- **TASK BRIEF**
Scan the entries below for the word "Flow". Copy each line that has it.

- **GIVEN DATA**
■ ■ ■ ■ ■
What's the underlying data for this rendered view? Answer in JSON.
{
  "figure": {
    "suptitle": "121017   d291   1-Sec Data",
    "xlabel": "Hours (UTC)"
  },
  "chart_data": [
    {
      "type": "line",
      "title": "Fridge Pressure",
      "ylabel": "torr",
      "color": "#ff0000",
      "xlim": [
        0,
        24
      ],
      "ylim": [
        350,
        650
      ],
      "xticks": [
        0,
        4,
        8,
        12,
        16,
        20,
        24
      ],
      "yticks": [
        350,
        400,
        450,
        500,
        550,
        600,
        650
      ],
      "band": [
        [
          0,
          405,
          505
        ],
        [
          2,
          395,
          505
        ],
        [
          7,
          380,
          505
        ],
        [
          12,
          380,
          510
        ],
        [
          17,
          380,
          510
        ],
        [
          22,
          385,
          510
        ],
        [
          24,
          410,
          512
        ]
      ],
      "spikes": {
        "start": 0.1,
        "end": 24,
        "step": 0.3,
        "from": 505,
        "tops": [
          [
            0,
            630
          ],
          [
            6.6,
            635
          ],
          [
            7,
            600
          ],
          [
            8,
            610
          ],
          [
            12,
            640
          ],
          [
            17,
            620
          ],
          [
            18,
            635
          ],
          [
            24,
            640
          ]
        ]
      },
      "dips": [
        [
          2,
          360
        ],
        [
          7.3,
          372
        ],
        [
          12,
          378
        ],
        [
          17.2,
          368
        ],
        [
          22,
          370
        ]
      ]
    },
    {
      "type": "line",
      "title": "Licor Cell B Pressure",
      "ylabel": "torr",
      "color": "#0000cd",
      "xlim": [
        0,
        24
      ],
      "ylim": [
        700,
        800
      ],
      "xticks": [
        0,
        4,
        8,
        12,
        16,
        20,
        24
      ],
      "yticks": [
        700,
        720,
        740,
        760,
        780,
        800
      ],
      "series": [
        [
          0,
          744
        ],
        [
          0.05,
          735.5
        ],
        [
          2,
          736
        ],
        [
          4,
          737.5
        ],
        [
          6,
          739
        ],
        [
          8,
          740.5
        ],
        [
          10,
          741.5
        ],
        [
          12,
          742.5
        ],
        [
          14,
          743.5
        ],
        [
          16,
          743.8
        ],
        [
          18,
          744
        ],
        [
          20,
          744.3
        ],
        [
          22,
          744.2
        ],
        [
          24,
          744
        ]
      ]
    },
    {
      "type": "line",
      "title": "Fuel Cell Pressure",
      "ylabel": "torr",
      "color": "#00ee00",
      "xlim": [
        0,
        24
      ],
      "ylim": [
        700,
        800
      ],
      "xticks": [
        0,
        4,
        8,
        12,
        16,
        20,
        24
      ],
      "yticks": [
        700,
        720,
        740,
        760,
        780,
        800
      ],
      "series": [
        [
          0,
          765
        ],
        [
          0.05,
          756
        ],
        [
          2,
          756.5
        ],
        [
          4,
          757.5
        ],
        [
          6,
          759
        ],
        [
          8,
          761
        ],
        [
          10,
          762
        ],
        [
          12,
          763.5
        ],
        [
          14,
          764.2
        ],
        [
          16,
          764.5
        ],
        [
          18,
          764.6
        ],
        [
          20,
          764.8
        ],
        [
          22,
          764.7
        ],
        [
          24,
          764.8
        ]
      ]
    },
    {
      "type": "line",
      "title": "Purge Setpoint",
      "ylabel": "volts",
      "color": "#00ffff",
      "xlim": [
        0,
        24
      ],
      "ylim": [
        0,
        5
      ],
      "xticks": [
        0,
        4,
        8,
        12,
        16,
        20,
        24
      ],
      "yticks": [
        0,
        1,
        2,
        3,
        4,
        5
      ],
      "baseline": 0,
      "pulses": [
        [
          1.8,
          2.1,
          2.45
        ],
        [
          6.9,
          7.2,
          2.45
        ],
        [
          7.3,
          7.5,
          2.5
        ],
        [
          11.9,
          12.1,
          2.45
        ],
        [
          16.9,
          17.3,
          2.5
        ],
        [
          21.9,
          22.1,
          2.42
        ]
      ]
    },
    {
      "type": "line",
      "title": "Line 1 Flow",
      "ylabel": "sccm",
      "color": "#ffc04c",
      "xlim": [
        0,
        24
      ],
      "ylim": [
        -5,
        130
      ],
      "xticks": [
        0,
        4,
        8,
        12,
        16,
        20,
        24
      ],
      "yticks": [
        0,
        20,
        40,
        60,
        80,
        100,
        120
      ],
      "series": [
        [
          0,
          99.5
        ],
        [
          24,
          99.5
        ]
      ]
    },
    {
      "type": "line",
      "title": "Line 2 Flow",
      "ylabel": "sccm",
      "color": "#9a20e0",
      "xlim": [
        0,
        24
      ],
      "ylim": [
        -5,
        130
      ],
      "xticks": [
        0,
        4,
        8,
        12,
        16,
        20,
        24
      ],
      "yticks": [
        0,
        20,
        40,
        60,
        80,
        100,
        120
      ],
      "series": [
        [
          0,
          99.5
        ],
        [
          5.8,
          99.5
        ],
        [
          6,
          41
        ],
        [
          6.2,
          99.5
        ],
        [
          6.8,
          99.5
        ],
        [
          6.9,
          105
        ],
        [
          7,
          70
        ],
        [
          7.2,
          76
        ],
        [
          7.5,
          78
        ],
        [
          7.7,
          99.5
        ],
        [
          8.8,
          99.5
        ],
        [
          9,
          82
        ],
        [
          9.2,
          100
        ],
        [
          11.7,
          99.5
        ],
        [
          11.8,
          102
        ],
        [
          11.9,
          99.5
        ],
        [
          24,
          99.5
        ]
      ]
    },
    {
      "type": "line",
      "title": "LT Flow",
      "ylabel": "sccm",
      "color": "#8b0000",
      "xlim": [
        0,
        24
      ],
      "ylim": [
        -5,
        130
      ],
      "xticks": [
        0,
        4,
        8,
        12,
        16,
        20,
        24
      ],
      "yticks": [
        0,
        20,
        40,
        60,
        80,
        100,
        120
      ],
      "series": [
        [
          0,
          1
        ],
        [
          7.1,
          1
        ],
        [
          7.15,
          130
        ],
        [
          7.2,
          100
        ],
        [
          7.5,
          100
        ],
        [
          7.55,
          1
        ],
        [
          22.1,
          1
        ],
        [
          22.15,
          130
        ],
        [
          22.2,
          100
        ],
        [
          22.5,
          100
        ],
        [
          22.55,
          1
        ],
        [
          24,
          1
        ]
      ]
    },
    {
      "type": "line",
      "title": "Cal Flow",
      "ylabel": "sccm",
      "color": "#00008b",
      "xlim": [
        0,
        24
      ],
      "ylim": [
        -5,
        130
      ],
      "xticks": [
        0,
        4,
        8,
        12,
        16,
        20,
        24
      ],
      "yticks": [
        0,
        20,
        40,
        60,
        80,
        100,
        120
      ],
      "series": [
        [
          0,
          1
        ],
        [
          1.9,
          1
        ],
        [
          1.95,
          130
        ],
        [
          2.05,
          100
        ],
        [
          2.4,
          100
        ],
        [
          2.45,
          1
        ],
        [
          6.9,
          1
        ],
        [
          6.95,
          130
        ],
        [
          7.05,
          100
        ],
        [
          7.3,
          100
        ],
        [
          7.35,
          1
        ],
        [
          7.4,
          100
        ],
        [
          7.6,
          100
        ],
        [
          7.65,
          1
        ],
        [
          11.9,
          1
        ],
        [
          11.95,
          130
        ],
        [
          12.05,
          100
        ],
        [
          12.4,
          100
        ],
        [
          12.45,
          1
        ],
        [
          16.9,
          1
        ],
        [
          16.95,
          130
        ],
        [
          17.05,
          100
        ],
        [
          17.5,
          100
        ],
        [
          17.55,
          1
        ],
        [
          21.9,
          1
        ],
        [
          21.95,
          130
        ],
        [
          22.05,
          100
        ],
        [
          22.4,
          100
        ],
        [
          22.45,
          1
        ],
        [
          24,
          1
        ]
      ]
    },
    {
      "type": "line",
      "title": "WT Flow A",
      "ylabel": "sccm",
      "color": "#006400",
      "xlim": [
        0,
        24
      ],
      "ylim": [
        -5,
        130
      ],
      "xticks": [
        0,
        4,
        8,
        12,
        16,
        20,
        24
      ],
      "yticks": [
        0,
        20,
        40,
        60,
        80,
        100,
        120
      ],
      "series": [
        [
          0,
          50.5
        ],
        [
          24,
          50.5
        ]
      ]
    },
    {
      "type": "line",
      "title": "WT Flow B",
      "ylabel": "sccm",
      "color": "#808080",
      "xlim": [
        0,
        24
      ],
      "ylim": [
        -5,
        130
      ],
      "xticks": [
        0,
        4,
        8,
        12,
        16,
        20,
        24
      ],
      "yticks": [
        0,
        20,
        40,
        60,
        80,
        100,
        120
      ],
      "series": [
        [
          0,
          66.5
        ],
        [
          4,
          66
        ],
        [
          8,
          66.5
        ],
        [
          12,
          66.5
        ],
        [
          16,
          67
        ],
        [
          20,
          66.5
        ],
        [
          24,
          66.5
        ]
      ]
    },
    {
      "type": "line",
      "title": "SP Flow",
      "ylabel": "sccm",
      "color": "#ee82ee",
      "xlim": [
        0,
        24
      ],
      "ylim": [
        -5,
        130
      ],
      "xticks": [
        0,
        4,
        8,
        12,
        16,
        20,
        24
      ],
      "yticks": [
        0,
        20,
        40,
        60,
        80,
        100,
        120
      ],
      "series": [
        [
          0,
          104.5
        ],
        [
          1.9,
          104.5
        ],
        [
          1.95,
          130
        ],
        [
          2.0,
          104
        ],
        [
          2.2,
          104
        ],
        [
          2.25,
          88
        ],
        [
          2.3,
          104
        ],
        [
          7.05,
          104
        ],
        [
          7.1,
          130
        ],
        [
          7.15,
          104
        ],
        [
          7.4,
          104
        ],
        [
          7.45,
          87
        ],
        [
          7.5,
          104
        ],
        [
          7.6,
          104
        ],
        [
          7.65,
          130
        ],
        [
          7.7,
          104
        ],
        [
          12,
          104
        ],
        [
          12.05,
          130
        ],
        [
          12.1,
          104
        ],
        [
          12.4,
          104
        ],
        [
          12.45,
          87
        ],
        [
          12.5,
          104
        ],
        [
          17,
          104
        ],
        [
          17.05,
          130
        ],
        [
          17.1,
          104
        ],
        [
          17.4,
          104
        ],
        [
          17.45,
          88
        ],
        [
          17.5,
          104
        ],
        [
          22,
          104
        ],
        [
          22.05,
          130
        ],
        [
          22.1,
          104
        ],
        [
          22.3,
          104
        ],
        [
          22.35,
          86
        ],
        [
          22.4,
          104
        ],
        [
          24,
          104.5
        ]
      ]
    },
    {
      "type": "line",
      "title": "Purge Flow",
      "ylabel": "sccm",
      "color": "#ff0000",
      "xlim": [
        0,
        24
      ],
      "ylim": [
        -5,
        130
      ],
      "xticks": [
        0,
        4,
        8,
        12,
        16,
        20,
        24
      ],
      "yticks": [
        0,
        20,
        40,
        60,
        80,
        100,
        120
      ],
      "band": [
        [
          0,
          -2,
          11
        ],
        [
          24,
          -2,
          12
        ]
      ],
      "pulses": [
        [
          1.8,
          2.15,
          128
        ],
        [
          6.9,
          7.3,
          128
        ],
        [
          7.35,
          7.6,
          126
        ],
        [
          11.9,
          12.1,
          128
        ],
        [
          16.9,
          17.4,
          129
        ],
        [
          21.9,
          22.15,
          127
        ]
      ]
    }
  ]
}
■ ■ ■ ■ ■
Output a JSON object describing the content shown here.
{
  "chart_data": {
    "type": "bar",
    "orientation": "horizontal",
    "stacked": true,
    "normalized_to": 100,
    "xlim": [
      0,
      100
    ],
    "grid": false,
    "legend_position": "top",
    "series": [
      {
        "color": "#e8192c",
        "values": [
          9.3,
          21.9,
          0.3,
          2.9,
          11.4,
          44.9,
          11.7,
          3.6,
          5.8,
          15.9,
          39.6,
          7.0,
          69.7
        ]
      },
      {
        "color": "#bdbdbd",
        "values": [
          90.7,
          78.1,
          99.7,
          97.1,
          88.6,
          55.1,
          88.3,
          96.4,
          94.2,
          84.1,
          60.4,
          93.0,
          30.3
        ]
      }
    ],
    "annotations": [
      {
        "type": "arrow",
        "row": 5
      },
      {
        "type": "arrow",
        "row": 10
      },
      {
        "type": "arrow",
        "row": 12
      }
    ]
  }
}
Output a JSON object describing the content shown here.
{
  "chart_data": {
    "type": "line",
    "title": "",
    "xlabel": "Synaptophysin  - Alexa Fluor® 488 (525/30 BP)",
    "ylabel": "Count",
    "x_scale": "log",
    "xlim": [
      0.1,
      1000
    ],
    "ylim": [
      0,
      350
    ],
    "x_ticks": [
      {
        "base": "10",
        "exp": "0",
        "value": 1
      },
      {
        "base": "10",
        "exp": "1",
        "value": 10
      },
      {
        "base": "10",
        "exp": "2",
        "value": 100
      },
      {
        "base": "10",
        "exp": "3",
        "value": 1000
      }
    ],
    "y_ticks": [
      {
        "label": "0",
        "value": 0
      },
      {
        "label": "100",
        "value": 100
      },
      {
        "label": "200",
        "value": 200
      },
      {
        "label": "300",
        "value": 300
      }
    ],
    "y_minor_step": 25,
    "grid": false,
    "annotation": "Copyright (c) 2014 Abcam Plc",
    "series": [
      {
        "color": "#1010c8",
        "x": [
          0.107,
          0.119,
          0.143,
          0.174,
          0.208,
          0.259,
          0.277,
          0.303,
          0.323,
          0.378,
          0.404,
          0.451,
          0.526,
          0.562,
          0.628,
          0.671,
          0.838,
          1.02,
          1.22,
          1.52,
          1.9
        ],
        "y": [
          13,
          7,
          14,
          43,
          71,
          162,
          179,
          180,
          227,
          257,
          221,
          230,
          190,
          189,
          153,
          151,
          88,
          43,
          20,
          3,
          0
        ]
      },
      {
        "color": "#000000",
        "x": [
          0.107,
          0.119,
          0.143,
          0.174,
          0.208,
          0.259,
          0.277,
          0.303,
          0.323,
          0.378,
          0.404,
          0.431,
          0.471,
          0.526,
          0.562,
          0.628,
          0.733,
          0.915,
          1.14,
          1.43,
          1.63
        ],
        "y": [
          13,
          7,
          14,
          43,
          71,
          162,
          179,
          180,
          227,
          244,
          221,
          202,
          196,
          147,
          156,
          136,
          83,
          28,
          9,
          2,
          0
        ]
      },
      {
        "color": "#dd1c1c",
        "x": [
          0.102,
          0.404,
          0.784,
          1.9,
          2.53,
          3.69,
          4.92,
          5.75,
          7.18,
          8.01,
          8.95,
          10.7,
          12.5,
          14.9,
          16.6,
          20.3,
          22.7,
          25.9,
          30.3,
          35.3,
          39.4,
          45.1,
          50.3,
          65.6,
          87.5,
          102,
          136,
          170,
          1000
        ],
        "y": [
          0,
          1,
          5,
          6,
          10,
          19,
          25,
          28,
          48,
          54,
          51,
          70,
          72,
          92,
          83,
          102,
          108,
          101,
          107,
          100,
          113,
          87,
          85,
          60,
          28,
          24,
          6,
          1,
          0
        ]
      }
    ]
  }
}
■ ■ ■ ■ ■
- **TASK ANSWER**
      "title": "Line 1 Flow",
      "title": "Line 2 Flow",
      "title": "LT Flow",
      "title": "Cal Flow",
      "title": "WT Flow A",
      "title": "WT Flow B",
      "title": "SP Flow",
      "title": "Purge Flow",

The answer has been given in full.